Description of the task
Output all of the records exactly as written.

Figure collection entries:

((

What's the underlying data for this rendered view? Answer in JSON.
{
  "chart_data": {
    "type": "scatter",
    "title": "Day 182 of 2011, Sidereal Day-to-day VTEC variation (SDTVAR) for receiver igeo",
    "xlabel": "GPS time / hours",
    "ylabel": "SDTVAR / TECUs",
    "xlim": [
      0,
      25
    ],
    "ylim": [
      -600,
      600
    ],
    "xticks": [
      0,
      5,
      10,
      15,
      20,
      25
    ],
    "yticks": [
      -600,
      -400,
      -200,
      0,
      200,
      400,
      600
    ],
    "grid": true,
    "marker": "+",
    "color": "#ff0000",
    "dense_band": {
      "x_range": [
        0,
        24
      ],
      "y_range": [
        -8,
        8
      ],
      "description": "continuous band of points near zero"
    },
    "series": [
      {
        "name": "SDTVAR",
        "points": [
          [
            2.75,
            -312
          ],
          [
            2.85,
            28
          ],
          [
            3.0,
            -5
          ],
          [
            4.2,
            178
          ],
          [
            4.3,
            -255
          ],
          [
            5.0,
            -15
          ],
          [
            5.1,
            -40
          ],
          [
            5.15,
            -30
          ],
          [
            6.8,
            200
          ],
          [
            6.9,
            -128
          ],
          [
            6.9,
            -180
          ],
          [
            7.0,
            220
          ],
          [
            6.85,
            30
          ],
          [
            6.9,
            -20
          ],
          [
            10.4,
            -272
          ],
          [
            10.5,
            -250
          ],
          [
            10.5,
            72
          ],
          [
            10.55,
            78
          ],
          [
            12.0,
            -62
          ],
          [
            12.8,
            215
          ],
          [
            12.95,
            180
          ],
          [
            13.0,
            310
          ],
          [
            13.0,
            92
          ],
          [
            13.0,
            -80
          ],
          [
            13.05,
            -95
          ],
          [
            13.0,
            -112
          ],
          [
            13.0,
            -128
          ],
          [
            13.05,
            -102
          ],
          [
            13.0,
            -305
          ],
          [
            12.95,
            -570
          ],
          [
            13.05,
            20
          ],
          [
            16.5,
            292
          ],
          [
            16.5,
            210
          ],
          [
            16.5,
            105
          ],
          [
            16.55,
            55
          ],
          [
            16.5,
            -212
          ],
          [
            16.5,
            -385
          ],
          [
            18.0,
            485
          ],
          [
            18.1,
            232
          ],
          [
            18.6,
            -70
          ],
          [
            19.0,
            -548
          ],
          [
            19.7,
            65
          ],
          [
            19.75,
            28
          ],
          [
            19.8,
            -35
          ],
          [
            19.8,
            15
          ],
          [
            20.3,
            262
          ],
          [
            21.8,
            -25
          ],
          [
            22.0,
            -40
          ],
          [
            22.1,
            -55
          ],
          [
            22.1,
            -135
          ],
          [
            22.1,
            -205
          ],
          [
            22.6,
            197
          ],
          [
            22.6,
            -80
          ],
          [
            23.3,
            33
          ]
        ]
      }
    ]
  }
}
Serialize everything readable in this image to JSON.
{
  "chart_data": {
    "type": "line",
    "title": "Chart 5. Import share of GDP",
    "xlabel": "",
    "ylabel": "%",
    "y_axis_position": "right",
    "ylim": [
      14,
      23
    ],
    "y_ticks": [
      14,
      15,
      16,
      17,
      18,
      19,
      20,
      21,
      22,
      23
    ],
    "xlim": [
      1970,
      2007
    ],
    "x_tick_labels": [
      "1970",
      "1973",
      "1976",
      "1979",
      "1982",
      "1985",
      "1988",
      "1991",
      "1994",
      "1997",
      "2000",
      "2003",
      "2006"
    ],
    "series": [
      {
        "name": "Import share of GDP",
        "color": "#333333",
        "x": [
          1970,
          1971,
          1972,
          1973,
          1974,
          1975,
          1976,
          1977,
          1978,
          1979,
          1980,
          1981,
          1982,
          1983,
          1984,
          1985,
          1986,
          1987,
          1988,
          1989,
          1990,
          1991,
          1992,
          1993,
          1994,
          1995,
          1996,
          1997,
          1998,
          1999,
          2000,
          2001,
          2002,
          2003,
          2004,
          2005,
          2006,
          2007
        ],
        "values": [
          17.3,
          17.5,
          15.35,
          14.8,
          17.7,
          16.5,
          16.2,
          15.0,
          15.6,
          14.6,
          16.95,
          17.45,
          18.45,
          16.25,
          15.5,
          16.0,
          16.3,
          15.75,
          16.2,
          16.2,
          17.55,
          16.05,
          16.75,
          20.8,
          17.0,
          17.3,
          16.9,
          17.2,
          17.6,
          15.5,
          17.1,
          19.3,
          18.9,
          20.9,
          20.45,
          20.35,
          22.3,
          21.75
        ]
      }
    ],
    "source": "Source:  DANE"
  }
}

))

Result for this task
What's the underlying data for this rendered view? Answer in JSON.
{
  "chart_data": {
    "type": "scatter",
    "title": "Day 182 of 2011, Sidereal Day-to-day VTEC variation (SDTVAR) for receiver igeo",
    "xlabel": "GPS time / hours",
    "ylabel": "SDTVAR / TECUs",
    "xlim": [
      0,
      25
    ],
    "ylim": [
      -600,
      600
    ],
    "xticks": [
      0,
      5,
      10,
      15,
      20,
      25
    ],
    "yticks": [
      -600,
      -400,
      -200,
      0,
      200,
      400,
      600
    ],
    "grid": true,
    "marker": "+",
    "color": "#ff0000",
    "dense_band": {
      "x_range": [
        0,
        24
      ],
      "y_range": [
        -8,
        8
      ],
      "description": "continuous band of points near zero"
    },
    "series": [
      {
        "name": "SDTVAR",
        "points": [
          [
            2.75,
            -312
          ],
          [
            2.85,
            28
          ],
          [
            3.0,
            -5
          ],
          [
            4.2,
            178
          ],
          [
            4.3,
            -255
          ],
          [
            5.0,
            -15
          ],
          [
            5.1,
            -40
          ],
          [
            5.15,
            -30
          ],
          [
            6.8,
            200
          ],
          [
            6.9,
            -128
          ],
          [
            6.9,
            -180
          ],
          [
            7.0,
            220
          ],
          [
            6.85,
            30
          ],
          [
            6.9,
            -20
          ],
          [
            10.4,
            -272
          ],
          [
            10.5,
            -250
          ],
          [
            10.5,
            72
          ],
          [
            10.55,
            78
          ],
          [
            12.0,
            -62
          ],
          [
            12.8,
            215
          ],
          [
            12.95,
            180
          ],
          [
            13.0,
            310
          ],
          [
            13.0,
            92
          ],
          [
            13.0,
            -80
          ],
          [
            13.05,
            -95
          ],
          [
            13.0,
            -112
          ],
          [
            13.0,
            -128
          ],
          [
            13.05,
            -102
          ],
          [
            13.0,
            -305
          ],
          [
            12.95,
            -570
          ],
          [
            13.05,
            20
          ],
          [
            16.5,
            292
          ],
          [
            16.5,
            210
          ],
          [
            16.5,
            105
          ],
          [
            16.55,
            55
          ],
          [
            16.5,
            -212
          ],
          [
            16.5,
            -385
          ],
          [
            18.0,
            485
          ],
          [
            18.1,
            232
          ],
          [
            18.6,
            -70
          ],
          [
            19.0,
            -548
          ],
          [
            19.7,
            65
          ],
          [
            19.75,
            28
          ],
          [
            19.8,
            -35
          ],
          [
            19.8,
            15
          ],
          [
            20.3,
            262
          ],
          [
            21.8,
            -25
          ],
          [
            22.0,
            -40
          ],
          [
            22.1,
            -55
          ],
          [
            22.1,
            -135
          ],
          [
            22.1,
            -205
          ],
          [
            22.6,
            197
          ],
          [
            22.6,
            -80
          ],
          [
            23.3,
            33
          ]
        ]
      }
    ]
  }
}
Serialize everything readable in this image to JSON.
{
  "chart_data": {
    "type": "line",
    "title": "Chart 5. Import share of GDP",
    "xlabel": "",
    "ylabel": "%",
    "y_axis_position": "right",
    "ylim": [
      14,
      23
    ],
    "y_ticks": [
      14,
      15,
      16,
      17,
      18,
      19,
      20,
      21,
      22,
      23
    ],
    "xlim": [
      1970,
      2007
    ],
    "x_tick_labels": [
      "1970",
      "1973",
      "1976",
      "1979",
      "1982",
      "1985",
      "1988",
      "1991",
      "1994",
      "1997",
      "2000",
      "2003",
      "2006"
    ],
    "series": [
      {
        "name": "Import share of GDP",
        "color": "#333333",
        "x": [
          1970,
          1971,
          1972,
          1973,
          1974,
          1975,
          1976,
          1977,
          1978,
          1979,
          1980,
          1981,
          1982,
          1983,
          1984,
          1985,
          1986,
          1987,
          1988,
          1989,
          1990,
          1991,
          1992,
          1993,
          1994,
          1995,
          1996,
          1997,
          1998,
          1999,
          2000,
          2001,
          2002,
          2003,
          2004,
          2005,
          2006,
          2007
        ],
        "values": [
          17.3,
          17.5,
          15.35,
          14.8,
          17.7,
          16.5,
          16.2,
          15.0,
          15.6,
          14.6,
          16.95,
          17.45,
          18.45,
          16.25,
          15.5,
          16.0,
          16.3,
          15.75,
          16.2,
          16.2,
          17.55,
          16.05,
          16.75,
          20.8,
          17.0,
          17.3,
          16.9,
          17.2,
          17.6,
          15.5,
          17.1,
          19.3,
          18.9,
          20.9,
          20.45,
          20.35,
          22.3,
          21.75
        ]
      }
    ],
    "source": "Source:  DANE"
  }
}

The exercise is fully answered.